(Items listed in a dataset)
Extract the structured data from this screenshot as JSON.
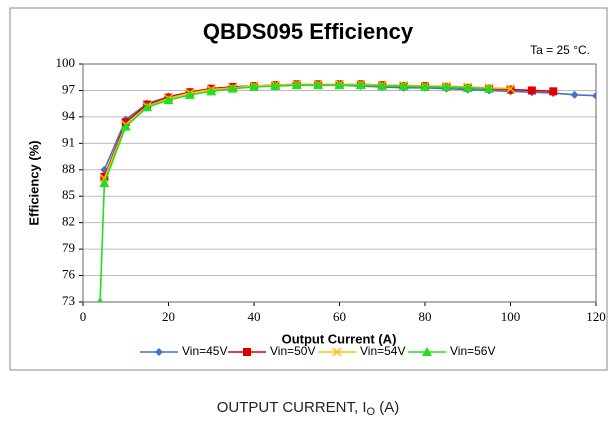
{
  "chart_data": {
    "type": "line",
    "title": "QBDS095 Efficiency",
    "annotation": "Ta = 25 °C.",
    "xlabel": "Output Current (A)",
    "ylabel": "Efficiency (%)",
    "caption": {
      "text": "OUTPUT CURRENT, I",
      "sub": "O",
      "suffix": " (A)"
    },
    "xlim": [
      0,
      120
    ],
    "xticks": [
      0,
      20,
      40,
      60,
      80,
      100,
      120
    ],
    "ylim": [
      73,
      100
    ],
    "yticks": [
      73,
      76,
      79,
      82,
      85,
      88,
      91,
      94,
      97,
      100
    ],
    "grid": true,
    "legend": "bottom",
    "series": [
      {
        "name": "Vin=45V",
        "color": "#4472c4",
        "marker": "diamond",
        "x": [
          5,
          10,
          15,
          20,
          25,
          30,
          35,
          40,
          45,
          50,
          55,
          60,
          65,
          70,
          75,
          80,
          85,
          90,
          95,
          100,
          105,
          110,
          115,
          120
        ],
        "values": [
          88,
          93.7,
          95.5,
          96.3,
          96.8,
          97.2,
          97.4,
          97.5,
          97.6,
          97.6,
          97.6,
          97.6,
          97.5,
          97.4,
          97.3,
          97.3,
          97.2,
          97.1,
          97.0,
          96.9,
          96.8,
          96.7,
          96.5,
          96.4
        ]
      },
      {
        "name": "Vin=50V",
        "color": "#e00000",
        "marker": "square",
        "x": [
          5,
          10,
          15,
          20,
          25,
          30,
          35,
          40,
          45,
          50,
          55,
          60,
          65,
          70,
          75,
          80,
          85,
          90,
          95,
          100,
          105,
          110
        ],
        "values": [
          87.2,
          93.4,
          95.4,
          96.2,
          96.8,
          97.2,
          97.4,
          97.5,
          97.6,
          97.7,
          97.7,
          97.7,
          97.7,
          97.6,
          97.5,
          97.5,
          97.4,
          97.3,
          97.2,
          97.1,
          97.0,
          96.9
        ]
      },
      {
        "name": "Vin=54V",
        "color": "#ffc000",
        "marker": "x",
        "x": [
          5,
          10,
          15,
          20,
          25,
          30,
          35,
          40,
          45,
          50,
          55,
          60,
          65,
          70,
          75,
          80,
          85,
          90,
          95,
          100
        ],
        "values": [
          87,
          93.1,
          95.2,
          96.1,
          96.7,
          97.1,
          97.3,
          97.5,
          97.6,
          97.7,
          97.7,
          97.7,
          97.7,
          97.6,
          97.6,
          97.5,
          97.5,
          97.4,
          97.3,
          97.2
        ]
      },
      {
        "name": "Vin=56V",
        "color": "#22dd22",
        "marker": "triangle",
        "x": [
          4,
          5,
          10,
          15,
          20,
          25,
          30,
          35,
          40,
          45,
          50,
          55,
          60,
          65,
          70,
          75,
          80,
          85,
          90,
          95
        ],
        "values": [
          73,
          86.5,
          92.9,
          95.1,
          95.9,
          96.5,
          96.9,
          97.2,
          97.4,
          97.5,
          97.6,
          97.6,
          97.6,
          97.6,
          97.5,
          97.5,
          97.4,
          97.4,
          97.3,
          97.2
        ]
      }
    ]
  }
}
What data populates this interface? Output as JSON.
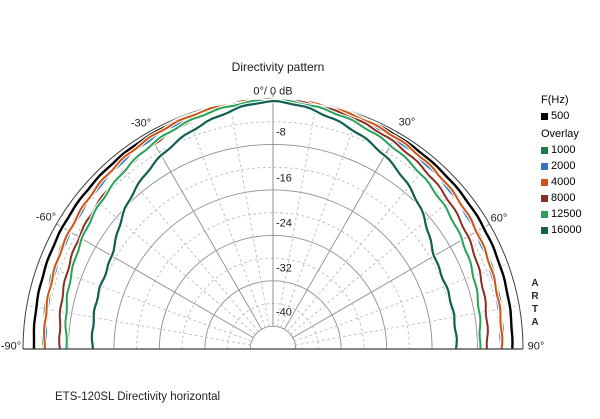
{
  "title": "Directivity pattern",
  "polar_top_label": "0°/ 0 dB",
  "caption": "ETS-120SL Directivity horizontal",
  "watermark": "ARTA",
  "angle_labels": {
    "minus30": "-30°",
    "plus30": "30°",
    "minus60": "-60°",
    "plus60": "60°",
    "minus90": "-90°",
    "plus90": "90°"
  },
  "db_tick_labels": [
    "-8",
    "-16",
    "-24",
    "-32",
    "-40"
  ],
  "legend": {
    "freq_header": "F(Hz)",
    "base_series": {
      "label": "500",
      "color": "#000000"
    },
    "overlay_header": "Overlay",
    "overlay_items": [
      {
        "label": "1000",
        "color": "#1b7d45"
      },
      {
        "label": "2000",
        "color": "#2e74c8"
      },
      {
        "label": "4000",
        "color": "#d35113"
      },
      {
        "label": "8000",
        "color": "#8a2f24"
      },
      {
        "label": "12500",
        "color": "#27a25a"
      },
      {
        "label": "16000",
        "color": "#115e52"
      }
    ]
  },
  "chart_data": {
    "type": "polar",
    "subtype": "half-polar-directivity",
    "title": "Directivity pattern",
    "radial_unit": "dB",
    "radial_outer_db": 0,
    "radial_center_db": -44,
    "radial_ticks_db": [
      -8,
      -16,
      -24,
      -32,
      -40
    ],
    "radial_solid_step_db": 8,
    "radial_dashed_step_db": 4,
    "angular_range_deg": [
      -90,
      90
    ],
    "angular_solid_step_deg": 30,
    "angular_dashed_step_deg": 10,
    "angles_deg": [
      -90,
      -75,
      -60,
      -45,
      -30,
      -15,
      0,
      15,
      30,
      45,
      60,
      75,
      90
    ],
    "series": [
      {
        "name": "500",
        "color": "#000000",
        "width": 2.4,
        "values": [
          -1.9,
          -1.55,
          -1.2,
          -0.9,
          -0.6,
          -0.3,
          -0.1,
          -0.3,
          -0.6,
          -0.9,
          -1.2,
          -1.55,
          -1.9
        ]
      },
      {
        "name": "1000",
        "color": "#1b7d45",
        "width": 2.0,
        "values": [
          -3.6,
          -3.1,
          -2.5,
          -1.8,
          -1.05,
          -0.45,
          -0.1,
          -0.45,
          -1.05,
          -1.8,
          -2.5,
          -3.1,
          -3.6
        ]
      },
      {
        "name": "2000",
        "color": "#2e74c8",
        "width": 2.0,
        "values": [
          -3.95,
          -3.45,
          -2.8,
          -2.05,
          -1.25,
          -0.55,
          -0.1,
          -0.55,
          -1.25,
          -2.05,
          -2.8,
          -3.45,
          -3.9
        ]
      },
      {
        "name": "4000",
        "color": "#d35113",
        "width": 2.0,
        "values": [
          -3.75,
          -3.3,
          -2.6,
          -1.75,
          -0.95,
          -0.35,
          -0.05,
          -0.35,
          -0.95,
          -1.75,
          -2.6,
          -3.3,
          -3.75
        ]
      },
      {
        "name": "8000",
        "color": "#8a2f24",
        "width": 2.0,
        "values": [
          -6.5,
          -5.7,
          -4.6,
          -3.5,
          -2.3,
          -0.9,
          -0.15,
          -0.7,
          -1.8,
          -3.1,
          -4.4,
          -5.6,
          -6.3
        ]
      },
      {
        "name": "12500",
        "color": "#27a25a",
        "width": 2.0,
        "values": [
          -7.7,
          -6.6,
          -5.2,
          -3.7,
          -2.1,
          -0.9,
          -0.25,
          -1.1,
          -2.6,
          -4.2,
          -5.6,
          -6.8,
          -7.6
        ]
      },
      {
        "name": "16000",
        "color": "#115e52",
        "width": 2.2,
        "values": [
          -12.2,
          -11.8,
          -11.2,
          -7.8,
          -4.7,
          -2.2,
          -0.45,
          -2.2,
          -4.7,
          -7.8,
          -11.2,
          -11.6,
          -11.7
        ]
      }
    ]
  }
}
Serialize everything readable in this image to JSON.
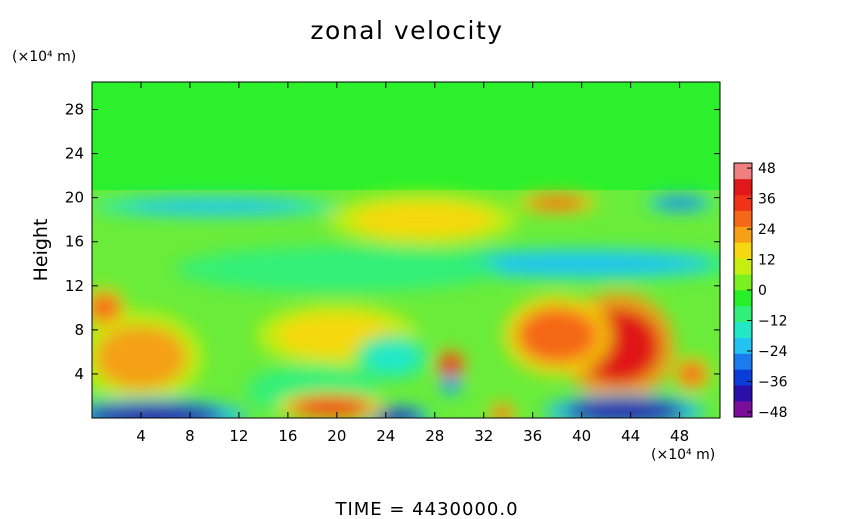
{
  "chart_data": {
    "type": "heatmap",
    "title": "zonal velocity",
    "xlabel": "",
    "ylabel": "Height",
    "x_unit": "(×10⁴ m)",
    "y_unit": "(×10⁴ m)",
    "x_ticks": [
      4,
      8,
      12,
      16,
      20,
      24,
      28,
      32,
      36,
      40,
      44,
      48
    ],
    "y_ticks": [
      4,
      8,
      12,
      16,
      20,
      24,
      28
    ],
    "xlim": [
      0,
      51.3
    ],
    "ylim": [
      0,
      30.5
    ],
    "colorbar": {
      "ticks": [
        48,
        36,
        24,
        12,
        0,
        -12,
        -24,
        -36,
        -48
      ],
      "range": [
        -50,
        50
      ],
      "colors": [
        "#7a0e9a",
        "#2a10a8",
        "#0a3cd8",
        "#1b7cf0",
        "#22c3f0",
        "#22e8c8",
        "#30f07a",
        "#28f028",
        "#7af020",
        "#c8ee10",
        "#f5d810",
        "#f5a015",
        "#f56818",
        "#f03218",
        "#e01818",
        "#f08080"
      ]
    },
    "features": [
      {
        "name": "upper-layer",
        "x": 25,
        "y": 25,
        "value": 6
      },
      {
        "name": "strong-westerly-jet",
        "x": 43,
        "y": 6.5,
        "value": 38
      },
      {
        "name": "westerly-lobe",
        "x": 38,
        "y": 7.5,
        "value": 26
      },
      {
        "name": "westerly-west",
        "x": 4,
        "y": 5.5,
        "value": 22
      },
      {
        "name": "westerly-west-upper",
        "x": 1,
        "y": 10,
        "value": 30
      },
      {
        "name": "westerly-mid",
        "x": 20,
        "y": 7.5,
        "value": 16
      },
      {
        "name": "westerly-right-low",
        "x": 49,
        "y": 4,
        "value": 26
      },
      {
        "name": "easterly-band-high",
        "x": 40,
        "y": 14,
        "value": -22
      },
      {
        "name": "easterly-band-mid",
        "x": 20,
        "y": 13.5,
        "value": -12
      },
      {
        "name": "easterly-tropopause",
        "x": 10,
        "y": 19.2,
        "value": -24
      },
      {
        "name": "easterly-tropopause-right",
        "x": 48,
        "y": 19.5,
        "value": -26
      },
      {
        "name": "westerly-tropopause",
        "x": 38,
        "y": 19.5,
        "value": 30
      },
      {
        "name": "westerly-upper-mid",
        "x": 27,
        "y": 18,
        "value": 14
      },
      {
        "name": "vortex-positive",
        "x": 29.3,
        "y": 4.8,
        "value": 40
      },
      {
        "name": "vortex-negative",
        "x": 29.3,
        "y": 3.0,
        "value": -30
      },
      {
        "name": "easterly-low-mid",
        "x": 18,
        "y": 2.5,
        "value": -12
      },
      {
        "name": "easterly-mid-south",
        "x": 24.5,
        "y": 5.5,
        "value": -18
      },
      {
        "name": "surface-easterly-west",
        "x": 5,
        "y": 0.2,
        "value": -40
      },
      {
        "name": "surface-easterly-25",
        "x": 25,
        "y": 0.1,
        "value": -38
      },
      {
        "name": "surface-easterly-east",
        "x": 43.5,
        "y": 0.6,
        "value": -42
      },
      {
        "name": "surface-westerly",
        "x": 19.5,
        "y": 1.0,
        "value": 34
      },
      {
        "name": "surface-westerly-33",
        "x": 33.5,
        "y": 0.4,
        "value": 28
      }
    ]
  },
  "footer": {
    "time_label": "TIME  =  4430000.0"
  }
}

■ **INSTRUCTIONS FOR THE TASK**
Return each line in the records that holds the string "westerly".

■ **WRITTEN ANSWER**
        "name": "strong-westerly-jet",
        "name": "westerly-lobe",
        "name": "westerly-west",
        "name": "westerly-west-upper",
        "name": "westerly-mid",
        "name": "westerly-right-low",
        "name": "westerly-tropopause",
        "name": "westerly-upper-mid",
        "name": "surface-westerly",
        "name": "surface-westerly-33",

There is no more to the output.